··· RECORDS SHOWN

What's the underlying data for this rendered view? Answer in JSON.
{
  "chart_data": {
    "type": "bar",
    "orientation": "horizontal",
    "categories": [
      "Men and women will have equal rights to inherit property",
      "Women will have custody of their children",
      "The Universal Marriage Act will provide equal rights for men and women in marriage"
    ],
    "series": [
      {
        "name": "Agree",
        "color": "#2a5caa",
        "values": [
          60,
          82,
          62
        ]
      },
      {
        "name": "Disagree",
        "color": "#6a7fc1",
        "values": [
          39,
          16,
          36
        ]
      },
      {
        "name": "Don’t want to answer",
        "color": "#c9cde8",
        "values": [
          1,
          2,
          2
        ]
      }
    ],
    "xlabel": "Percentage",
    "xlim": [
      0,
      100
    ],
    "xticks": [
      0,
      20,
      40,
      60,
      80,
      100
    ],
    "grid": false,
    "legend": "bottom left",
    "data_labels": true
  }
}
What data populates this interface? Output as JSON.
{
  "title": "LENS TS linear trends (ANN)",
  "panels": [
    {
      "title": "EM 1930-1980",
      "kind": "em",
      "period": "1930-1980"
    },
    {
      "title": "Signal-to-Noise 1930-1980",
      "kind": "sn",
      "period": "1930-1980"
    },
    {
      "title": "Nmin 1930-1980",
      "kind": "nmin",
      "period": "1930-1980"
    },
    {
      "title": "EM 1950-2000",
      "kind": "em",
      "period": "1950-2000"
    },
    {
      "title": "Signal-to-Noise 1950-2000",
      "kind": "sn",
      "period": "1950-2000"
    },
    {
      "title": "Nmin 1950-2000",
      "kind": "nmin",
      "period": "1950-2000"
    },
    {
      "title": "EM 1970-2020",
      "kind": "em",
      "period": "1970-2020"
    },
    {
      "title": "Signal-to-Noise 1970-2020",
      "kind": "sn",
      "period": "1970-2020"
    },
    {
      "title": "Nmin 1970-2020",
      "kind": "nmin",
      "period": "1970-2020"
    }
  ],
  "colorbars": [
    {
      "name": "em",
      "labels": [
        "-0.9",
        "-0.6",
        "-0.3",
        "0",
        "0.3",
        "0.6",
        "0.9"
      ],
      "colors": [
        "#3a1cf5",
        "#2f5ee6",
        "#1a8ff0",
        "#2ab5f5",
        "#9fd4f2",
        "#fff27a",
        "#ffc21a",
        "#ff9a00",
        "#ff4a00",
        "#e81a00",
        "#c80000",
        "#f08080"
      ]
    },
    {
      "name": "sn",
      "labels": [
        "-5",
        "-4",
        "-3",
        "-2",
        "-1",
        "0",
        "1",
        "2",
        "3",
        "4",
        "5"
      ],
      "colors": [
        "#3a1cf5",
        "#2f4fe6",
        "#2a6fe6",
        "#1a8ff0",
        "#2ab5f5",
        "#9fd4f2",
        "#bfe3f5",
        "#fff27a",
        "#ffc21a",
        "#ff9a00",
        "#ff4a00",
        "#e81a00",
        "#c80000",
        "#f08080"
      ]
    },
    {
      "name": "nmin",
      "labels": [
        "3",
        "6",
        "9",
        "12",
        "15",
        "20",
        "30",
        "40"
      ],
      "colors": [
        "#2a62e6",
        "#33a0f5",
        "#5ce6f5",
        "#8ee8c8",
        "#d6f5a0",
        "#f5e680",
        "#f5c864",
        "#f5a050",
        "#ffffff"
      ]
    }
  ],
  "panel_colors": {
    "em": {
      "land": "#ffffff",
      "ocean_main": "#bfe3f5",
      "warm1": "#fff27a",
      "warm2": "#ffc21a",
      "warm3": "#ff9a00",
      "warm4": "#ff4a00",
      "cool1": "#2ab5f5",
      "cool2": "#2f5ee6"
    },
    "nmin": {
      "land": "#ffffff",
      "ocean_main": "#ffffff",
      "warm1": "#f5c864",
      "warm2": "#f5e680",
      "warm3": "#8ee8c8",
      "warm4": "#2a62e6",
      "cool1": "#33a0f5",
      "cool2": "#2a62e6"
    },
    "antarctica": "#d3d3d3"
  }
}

······

## WHAT NEEDS TO BE DONE
Above are the records; retype them all without a single difference.

## RESULT FOR THIS TASK
What's the underlying data for this rendered view? Answer in JSON.
{
  "chart_data": {
    "type": "bar",
    "orientation": "horizontal",
    "categories": [
      "Men and women will have equal rights to inherit property",
      "Women will have custody of their children",
      "The Universal Marriage Act will provide equal rights for men and women in marriage"
    ],
    "series": [
      {
        "name": "Agree",
        "color": "#2a5caa",
        "values": [
          60,
          82,
          62
        ]
      },
      {
        "name": "Disagree",
        "color": "#6a7fc1",
        "values": [
          39,
          16,
          36
        ]
      },
      {
        "name": "Don’t want to answer",
        "color": "#c9cde8",
        "values": [
          1,
          2,
          2
        ]
      }
    ],
    "xlabel": "Percentage",
    "xlim": [
      0,
      100
    ],
    "xticks": [
      0,
      20,
      40,
      60,
      80,
      100
    ],
    "grid": false,
    "legend": "bottom left",
    "data_labels": true
  }
}
What data populates this interface? Output as JSON.
{
  "title": "LENS TS linear trends (ANN)",
  "panels": [
    {
      "title": "EM 1930-1980",
      "kind": "em",
      "period": "1930-1980"
    },
    {
      "title": "Signal-to-Noise 1930-1980",
      "kind": "sn",
      "period": "1930-1980"
    },
    {
      "title": "Nmin 1930-1980",
      "kind": "nmin",
      "period": "1930-1980"
    },
    {
      "title": "EM 1950-2000",
      "kind": "em",
      "period": "1950-2000"
    },
    {
      "title": "Signal-to-Noise 1950-2000",
      "kind": "sn",
      "period": "1950-2000"
    },
    {
      "title": "Nmin 1950-2000",
      "kind": "nmin",
      "period": "1950-2000"
    },
    {
      "title": "EM 1970-2020",
      "kind": "em",
      "period": "1970-2020"
    },
    {
      "title": "Signal-to-Noise 1970-2020",
      "kind": "sn",
      "period": "1970-2020"
    },
    {
      "title": "Nmin 1970-2020",
      "kind": "nmin",
      "period": "1970-2020"
    }
  ],
  "colorbars": [
    {
      "name": "em",
      "labels": [
        "-0.9",
        "-0.6",
        "-0.3",
        "0",
        "0.3",
        "0.6",
        "0.9"
      ],
      "colors": [
        "#3a1cf5",
        "#2f5ee6",
        "#1a8ff0",
        "#2ab5f5",
        "#9fd4f2",
        "#fff27a",
        "#ffc21a",
        "#ff9a00",
        "#ff4a00",
        "#e81a00",
        "#c80000",
        "#f08080"
      ]
    },
    {
      "name": "sn",
      "labels": [
        "-5",
        "-4",
        "-3",
        "-2",
        "-1",
        "0",
        "1",
        "2",
        "3",
        "4",
        "5"
      ],
      "colors": [
        "#3a1cf5",
        "#2f4fe6",
        "#2a6fe6",
        "#1a8ff0",
        "#2ab5f5",
        "#9fd4f2",
        "#bfe3f5",
        "#fff27a",
        "#ffc21a",
        "#ff9a00",
        "#ff4a00",
        "#e81a00",
        "#c80000",
        "#f08080"
      ]
    },
    {
      "name": "nmin",
      "labels": [
        "3",
        "6",
        "9",
        "12",
        "15",
        "20",
        "30",
        "40"
      ],
      "colors": [
        "#2a62e6",
        "#33a0f5",
        "#5ce6f5",
        "#8ee8c8",
        "#d6f5a0",
        "#f5e680",
        "#f5c864",
        "#f5a050",
        "#ffffff"
      ]
    }
  ],
  "panel_colors": {
    "em": {
      "land": "#ffffff",
      "ocean_main": "#bfe3f5",
      "warm1": "#fff27a",
      "warm2": "#ffc21a",
      "warm3": "#ff9a00",
      "warm4": "#ff4a00",
      "cool1": "#2ab5f5",
      "cool2": "#2f5ee6"
    },
    "nmin": {
      "land": "#ffffff",
      "ocean_main": "#ffffff",
      "warm1": "#f5c864",
      "warm2": "#f5e680",
      "warm3": "#8ee8c8",
      "warm4": "#2a62e6",
      "cool1": "#33a0f5",
      "cool2": "#2a62e6"
    },
    "antarctica": "#d3d3d3"
  }
}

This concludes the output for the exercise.